*** Opening of Supplied passage ***

I'm married to a Mexicano woman, she's stalked me before we got married and can smell another woman from a mile away.
 
Ronny Shade said:
If I were overweight, I wouldn't date until I was in good shape.


Actually, I'm not overweight and I still don't date.

Then get fat and you'll have a goal to shoot for.
 
deemar325 said:
LOL! I wish!

I'm married to a Mexicano woman, she's stalked me before we got married and can smell another woman from a mile away.

That's no big deal, all dogs can do that.
 
Childlike Wild said:
Fat girls fail at the female job of being pretty to look at.
*gack*

I'm going to back away, slowly. Or...not. *runs*

PyroChamber said:
But when it comes to something like body weight a thinner person won't necessarily date someone who's overweight; so the question is...if a person is overweight do they automatically have to date someone who's overweight also?
Let me put my own situation this way: my entire family is stick thin. My parents were the thinnest members of their respective families and they've apparently produced skinny genes, considering how thin my sister and I are. I'm a bit too familiar about putting my head onto bony shoulders and hugging tiny, bony people. When I started dating someone who was chubby (but not unhealthily so), I thought his tummy was the best thing ever. Yes, honestly. I LOVED that tummy. He was always very self-conscious about his weight, but I really could care less as long as he was healthy, and he was. I actually don't think he believed me when I told him, but that's really the truth.

*** Close of Supplied passage ***
*** Opening of Supplied information ***

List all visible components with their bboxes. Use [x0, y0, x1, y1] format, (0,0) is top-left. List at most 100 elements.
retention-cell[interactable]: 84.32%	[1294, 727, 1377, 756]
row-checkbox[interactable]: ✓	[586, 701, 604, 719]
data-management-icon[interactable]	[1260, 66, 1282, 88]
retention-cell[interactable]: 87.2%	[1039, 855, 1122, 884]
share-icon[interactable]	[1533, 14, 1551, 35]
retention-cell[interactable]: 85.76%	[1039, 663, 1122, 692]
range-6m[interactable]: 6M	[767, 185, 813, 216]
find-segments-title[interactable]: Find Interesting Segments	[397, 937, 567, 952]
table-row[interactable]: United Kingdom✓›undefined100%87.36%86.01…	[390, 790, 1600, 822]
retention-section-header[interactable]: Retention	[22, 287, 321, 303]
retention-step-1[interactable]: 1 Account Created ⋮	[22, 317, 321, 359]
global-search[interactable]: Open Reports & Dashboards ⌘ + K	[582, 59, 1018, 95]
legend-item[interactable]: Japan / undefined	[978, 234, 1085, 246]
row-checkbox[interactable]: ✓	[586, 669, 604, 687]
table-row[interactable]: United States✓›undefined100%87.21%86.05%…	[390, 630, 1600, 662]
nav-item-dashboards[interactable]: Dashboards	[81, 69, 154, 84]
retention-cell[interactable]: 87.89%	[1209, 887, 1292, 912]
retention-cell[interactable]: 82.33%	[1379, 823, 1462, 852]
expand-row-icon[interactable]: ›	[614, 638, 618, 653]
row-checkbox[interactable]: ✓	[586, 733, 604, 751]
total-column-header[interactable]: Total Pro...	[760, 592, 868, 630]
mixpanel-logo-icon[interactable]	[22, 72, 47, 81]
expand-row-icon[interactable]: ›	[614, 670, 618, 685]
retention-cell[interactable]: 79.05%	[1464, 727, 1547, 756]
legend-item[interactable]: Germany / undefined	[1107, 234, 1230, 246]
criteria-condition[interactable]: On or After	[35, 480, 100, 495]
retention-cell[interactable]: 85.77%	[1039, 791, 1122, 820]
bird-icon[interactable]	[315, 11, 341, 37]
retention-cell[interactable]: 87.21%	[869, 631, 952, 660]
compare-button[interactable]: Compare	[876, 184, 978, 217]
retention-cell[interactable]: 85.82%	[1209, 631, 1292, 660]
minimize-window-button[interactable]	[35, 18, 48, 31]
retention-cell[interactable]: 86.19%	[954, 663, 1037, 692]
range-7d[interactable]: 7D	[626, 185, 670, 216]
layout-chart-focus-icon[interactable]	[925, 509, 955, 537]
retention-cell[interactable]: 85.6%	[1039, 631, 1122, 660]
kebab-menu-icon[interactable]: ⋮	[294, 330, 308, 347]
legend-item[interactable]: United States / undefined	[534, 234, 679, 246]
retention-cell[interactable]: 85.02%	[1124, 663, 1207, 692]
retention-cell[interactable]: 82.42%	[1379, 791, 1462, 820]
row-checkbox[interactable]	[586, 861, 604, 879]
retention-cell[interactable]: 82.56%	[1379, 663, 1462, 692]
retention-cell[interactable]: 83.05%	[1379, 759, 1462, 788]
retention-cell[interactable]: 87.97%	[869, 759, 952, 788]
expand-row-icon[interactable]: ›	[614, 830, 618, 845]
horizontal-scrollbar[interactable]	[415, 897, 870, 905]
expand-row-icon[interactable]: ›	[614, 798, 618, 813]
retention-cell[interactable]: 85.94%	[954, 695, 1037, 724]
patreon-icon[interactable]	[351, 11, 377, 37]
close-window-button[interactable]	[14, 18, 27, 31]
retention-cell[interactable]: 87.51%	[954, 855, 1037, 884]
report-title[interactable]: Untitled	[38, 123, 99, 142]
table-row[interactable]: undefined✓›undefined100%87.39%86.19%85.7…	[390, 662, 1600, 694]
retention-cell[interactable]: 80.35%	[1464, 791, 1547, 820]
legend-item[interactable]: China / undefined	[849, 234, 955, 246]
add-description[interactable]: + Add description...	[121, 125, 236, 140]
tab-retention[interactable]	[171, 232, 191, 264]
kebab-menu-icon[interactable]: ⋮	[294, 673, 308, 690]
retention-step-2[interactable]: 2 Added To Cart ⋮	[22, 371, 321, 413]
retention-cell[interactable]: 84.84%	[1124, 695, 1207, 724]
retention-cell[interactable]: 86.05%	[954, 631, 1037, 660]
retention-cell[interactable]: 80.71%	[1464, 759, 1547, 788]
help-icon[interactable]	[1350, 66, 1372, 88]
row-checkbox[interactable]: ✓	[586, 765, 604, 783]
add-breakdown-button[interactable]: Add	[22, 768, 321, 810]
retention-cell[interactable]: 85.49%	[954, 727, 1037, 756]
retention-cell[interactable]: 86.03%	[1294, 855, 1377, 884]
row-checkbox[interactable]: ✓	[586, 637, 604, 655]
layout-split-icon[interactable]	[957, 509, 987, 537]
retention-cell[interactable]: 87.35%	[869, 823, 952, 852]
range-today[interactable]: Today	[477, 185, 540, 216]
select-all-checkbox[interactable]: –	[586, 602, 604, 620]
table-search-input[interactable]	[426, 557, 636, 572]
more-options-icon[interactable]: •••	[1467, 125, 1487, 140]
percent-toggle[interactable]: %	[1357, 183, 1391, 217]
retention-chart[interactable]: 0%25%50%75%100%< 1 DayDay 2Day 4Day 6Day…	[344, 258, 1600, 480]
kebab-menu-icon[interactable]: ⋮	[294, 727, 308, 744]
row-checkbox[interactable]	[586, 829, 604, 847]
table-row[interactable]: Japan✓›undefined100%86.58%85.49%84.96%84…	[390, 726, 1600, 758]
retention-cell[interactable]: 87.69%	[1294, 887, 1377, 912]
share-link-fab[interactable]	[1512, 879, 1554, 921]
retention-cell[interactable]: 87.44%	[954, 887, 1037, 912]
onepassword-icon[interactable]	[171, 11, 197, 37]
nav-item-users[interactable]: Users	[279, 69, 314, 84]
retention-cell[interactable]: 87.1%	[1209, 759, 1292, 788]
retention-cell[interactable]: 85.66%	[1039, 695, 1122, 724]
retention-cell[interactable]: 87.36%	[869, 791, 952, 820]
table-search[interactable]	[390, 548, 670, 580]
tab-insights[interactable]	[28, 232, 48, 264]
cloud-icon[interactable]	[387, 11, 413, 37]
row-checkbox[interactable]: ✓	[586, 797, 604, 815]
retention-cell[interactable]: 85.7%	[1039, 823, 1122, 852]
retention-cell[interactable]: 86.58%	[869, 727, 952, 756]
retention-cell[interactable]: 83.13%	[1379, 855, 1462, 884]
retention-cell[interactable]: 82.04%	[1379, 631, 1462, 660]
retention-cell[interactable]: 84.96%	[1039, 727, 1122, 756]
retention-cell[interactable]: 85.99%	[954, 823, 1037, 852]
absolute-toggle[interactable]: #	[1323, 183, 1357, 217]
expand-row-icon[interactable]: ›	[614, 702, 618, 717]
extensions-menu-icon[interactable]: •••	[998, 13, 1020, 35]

*** Close of Supplied information ***

Instructions »
• 1. Based on the forum thread, decide whether each statement agrees with it: (a) PyroChamber's sister is thin. (b) The person PyroChamber dated was unhealthily overweight. (c) That person was self-conscious about his weight. Answer yes or no for each and quote the deciding words.
• 2. In the forum thread, how does PyroChamber describe their parents' build compared with the rest of their respective families?
• 3. Pick up the forum thread after its final sentence and keep it going.

Results for the exercise »
• 1.
(a) Yes: "considering how thin my sister and I are"
(b) No: "chubby (but not unhealthily so)"
(c) Yes: "He was always very self-conscious about his weight"

• 2. PyroChamber's parents were the thinnest members of their respective families.

• 3.
Weight doesn't matter to me as long as the guy's not morbidly obese. I'd preferably not have a guy as skinny as me (snuggling would hurt) so I'd personally love a little bit to squish. I actually don't think I'd be that much fun to cuddle. I could impale someone with my elbows, LOL.
 
Anita18 said:
*gack*

I'm going to back away, slowly. Or...not. *runs*
Hahaha. Fatty.

By the way, obese people love my Beef 'n Cheddar. Arby’s lean roast beef, topped with hot cheddar cheese sauce and a special dressing cradled inside Arby’s own toasted onion bun. It's wonderful!
 
deemar325 said:
I hope you ment that in another way.:mad:

You told me what a wonder sense of smell she has.

How else should she take that statement?

You should ask her.
 
I love bigger girls! why do most girls think that you are just playing with their emotions when what you like is someone who is a bit bigger

I wonder if that guy can open bottles with his belly button:o
 
I like all girls....as long as they have a pretty face, are intelligent, are not hairy and smell nice. Alright? so as long as you're human and not a skank....you rock.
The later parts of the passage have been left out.